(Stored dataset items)

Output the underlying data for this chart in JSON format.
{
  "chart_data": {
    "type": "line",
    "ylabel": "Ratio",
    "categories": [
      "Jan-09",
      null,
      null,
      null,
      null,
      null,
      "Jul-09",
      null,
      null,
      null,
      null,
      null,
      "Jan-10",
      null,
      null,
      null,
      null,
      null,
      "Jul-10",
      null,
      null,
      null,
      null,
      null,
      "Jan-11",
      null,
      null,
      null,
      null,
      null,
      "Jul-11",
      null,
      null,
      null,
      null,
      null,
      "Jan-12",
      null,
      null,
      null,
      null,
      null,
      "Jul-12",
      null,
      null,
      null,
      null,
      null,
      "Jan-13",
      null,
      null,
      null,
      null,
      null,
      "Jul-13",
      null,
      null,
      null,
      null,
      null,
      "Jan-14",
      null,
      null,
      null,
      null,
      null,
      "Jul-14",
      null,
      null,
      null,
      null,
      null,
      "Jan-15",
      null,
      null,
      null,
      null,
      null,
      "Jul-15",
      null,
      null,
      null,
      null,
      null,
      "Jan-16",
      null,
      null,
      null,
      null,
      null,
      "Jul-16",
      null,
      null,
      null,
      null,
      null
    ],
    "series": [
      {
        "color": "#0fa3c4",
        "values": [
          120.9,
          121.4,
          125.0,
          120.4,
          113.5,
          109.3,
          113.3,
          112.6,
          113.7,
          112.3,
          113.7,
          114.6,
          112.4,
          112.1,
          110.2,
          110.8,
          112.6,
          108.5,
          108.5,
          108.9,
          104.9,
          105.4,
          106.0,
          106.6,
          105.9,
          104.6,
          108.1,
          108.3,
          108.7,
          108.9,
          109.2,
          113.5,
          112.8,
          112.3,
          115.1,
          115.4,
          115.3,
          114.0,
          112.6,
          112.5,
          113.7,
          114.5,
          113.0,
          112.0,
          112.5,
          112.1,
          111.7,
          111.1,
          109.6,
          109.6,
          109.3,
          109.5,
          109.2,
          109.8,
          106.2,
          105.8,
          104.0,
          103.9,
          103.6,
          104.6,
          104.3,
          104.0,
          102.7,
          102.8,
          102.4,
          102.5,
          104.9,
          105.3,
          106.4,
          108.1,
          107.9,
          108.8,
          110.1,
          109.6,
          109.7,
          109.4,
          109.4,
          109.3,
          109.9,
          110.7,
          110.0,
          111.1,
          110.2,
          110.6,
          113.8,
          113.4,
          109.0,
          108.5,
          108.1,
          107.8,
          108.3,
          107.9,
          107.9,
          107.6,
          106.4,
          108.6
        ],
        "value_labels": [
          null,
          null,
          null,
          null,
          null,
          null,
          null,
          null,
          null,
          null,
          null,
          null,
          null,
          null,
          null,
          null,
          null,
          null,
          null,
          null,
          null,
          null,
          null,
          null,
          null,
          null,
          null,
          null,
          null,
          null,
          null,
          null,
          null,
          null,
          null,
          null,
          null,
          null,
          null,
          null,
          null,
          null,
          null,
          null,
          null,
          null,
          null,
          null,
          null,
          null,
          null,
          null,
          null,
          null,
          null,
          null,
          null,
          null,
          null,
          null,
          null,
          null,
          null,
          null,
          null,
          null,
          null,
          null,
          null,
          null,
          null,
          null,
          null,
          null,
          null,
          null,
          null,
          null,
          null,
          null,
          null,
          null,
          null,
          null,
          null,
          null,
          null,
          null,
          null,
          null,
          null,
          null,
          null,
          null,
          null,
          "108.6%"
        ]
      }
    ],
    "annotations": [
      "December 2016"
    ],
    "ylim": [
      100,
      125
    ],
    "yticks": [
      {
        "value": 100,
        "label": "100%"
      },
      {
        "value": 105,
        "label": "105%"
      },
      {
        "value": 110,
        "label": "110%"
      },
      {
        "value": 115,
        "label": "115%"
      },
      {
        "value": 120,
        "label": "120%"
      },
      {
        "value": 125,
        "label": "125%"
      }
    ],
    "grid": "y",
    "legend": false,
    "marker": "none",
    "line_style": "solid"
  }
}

* **Task instructions**: Output all records verbatim.

* **Full answer**:
Output the underlying data for this chart in JSON format.
{
  "chart_data": {
    "type": "line",
    "ylabel": "Ratio",
    "categories": [
      "Jan-09",
      null,
      null,
      null,
      null,
      null,
      "Jul-09",
      null,
      null,
      null,
      null,
      null,
      "Jan-10",
      null,
      null,
      null,
      null,
      null,
      "Jul-10",
      null,
      null,
      null,
      null,
      null,
      "Jan-11",
      null,
      null,
      null,
      null,
      null,
      "Jul-11",
      null,
      null,
      null,
      null,
      null,
      "Jan-12",
      null,
      null,
      null,
      null,
      null,
      "Jul-12",
      null,
      null,
      null,
      null,
      null,
      "Jan-13",
      null,
      null,
      null,
      null,
      null,
      "Jul-13",
      null,
      null,
      null,
      null,
      null,
      "Jan-14",
      null,
      null,
      null,
      null,
      null,
      "Jul-14",
      null,
      null,
      null,
      null,
      null,
      "Jan-15",
      null,
      null,
      null,
      null,
      null,
      "Jul-15",
      null,
      null,
      null,
      null,
      null,
      "Jan-16",
      null,
      null,
      null,
      null,
      null,
      "Jul-16",
      null,
      null,
      null,
      null,
      null
    ],
    "series": [
      {
        "color": "#0fa3c4",
        "values": [
          120.9,
          121.4,
          125.0,
          120.4,
          113.5,
          109.3,
          113.3,
          112.6,
          113.7,
          112.3,
          113.7,
          114.6,
          112.4,
          112.1,
          110.2,
          110.8,
          112.6,
          108.5,
          108.5,
          108.9,
          104.9,
          105.4,
          106.0,
          106.6,
          105.9,
          104.6,
          108.1,
          108.3,
          108.7,
          108.9,
          109.2,
          113.5,
          112.8,
          112.3,
          115.1,
          115.4,
          115.3,
          114.0,
          112.6,
          112.5,
          113.7,
          114.5,
          113.0,
          112.0,
          112.5,
          112.1,
          111.7,
          111.1,
          109.6,
          109.6,
          109.3,
          109.5,
          109.2,
          109.8,
          106.2,
          105.8,
          104.0,
          103.9,
          103.6,
          104.6,
          104.3,
          104.0,
          102.7,
          102.8,
          102.4,
          102.5,
          104.9,
          105.3,
          106.4,
          108.1,
          107.9,
          108.8,
          110.1,
          109.6,
          109.7,
          109.4,
          109.4,
          109.3,
          109.9,
          110.7,
          110.0,
          111.1,
          110.2,
          110.6,
          113.8,
          113.4,
          109.0,
          108.5,
          108.1,
          107.8,
          108.3,
          107.9,
          107.9,
          107.6,
          106.4,
          108.6
        ],
        "value_labels": [
          null,
          null,
          null,
          null,
          null,
          null,
          null,
          null,
          null,
          null,
          null,
          null,
          null,
          null,
          null,
          null,
          null,
          null,
          null,
          null,
          null,
          null,
          null,
          null,
          null,
          null,
          null,
          null,
          null,
          null,
          null,
          null,
          null,
          null,
          null,
          null,
          null,
          null,
          null,
          null,
          null,
          null,
          null,
          null,
          null,
          null,
          null,
          null,
          null,
          null,
          null,
          null,
          null,
          null,
          null,
          null,
          null,
          null,
          null,
          null,
          null,
          null,
          null,
          null,
          null,
          null,
          null,
          null,
          null,
          null,
          null,
          null,
          null,
          null,
          null,
          null,
          null,
          null,
          null,
          null,
          null,
          null,
          null,
          null,
          null,
          null,
          null,
          null,
          null,
          null,
          null,
          null,
          null,
          null,
          null,
          "108.6%"
        ]
      }
    ],
    "annotations": [
      "December 2016"
    ],
    "ylim": [
      100,
      125
    ],
    "yticks": [
      {
        "value": 100,
        "label": "100%"
      },
      {
        "value": 105,
        "label": "105%"
      },
      {
        "value": 110,
        "label": "110%"
      },
      {
        "value": 115,
        "label": "115%"
      },
      {
        "value": 120,
        "label": "120%"
      },
      {
        "value": 125,
        "label": "125%"
      }
    ],
    "grid": "y",
    "legend": false,
    "marker": "none",
    "line_style": "solid"
  }
}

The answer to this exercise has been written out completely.